* **AUFGABENSTELLUNG**
Gib aus dem Text über den Artenschutz in Sachsen alles von „Seit Jahrzehnten dokumentieren“ bis hinunter zu „Sachsen sichtbar machen.“ wortgetreu wieder.

* **VORLIEGENDER TEXT**
Seit Jahrzehnten dokumentieren die Roten Listen den Gefährdungsgrad einzelner Arten und zeigen den Handlungsbedarf auf. Wir meinen, es ist Zeit, Bilanz zu ziehen. Die guten Nachrichten: Die stetigen und konsequenten Anstrengungen des vor allem ehrenamtlich durchgeführten Naturschutzes zeigen in vielen Fällen beeindruckende Erfolge. Bei etlichen Arten ist eine Stabilisierung oder positive Entwicklung zu verzeichnen, wie sie vor 20 Jahren als undenkbar galt.

Neben der natürlich notwendigen Fortschreibung der Roten Listen soll die „Weiße Liste“ die positiven Entwicklungen in Sachsen sichtbar machen.

(Beifall bei der FDP)

Der Fischotter zum Beispiel profitiert besonders von zielgerichteten Maßnahmen. Dazu gehören Gewässer- und Auenrenaturierungen und der Einsatz von Reusengittern in der Fischereiwirtschaft. In der Oberlausitz lebt derzeit die größte deutsche Fischotterpopulation. Der Bestand der heute noch gefährdeten Wildtiere ist dank der konsequenten Dokumentation neuer Ausbreitungsgebiete durch fachlich fundierte Informationen und Unterstützung aus der Jägerschaft erfreulich angestiegen. Jagdbare Arten wie Reh, Wildschwein, Fuchs, Dachs oder Steinmarder zeigen, wie flexibel manche Arten sich auf Veränderungen des Landschaftsraumes einstellen können. Viele Arten kehren teils spontan oder mithilfe der Menschen in ihre ursprünglichen Verbreitungsgebiete zurück.

Die Einrichtung des Biosphärenreservats in der Oberlausitz mit über 30 000 Hektar Fläche erwies sich an dieser

Stelle als Glücksfall für diverse gefährdete Arten. So erreicht die Große Rohrdommel mit 15 Brutpaaren hier eine der höchsten Brutdichten in Deutschland. Besonders erfreulich sind auch die mittlerweile 15 Brutpaare von Seeadlern. Neben dem Nationalpark Müritz gibt es hier die größte Dichte an Seeadlern in Deutschland.

* **UNBEARBEITETE DATENSÄTZE**
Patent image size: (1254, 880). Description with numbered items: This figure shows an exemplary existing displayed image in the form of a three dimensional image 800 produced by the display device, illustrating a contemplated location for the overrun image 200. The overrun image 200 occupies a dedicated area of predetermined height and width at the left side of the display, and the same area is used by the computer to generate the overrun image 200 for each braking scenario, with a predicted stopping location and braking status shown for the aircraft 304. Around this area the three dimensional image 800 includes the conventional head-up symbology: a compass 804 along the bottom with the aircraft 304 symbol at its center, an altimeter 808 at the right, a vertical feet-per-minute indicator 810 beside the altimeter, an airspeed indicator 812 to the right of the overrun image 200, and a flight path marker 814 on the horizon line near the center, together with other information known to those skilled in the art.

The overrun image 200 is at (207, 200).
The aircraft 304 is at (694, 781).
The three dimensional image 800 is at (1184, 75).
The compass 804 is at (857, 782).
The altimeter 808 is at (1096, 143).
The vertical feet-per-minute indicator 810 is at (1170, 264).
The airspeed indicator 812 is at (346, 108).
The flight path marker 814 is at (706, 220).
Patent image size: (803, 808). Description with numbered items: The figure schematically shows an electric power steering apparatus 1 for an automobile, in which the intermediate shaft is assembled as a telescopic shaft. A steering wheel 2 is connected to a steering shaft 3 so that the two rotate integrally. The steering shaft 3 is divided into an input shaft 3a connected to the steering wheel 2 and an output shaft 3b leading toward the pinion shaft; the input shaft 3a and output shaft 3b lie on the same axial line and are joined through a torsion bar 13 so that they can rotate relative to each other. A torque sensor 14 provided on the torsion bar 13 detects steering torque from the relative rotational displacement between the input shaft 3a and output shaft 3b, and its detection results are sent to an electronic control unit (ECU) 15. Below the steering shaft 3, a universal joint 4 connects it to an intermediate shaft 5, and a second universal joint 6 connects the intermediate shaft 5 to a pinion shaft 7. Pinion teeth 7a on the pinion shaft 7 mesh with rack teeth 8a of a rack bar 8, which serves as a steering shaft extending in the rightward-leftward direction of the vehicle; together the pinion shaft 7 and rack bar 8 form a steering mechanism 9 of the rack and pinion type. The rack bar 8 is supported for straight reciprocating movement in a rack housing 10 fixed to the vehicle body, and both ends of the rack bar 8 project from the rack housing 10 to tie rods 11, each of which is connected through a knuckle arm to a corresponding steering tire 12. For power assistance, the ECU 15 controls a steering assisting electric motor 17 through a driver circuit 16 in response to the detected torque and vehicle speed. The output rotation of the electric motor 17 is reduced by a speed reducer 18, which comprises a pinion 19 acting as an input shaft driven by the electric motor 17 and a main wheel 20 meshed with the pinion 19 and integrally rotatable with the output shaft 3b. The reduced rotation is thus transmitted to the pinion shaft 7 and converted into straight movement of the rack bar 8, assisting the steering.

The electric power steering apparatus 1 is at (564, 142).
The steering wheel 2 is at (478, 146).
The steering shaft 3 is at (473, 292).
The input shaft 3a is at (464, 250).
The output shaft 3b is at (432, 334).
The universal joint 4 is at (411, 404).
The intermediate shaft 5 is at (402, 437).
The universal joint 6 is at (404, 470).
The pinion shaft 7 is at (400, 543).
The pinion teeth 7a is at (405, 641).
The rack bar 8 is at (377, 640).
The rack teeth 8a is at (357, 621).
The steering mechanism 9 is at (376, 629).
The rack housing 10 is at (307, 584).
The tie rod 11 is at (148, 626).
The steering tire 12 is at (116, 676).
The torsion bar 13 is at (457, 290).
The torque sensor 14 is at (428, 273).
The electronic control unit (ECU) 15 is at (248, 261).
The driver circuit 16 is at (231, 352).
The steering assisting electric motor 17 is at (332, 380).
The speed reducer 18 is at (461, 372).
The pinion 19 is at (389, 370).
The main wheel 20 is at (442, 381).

* **SCHRIFTLICHE ANTWORT**
Seit Jahrzehnten dokumentieren die Roten Listen den Gefährdungsgrad einzelner Arten und zeigen den Handlungsbedarf auf. Wir meinen, es ist Zeit, Bilanz zu ziehen. Die guten Nachrichten: Die stetigen und konsequenten Anstrengungen des vor allem ehrenamtlich durchgeführten Naturschutzes zeigen in vielen Fällen beeindruckende Erfolge. Bei etlichen Arten ist eine Stabilisierung oder positive Entwicklung zu verzeichnen, wie sie vor 20 Jahren als undenkbar galt.

Neben der natürlich notwendigen Fortschreibung der Roten Listen soll die „Weiße Liste“ die positiven Entwicklungen in Sachsen sichtbar machen.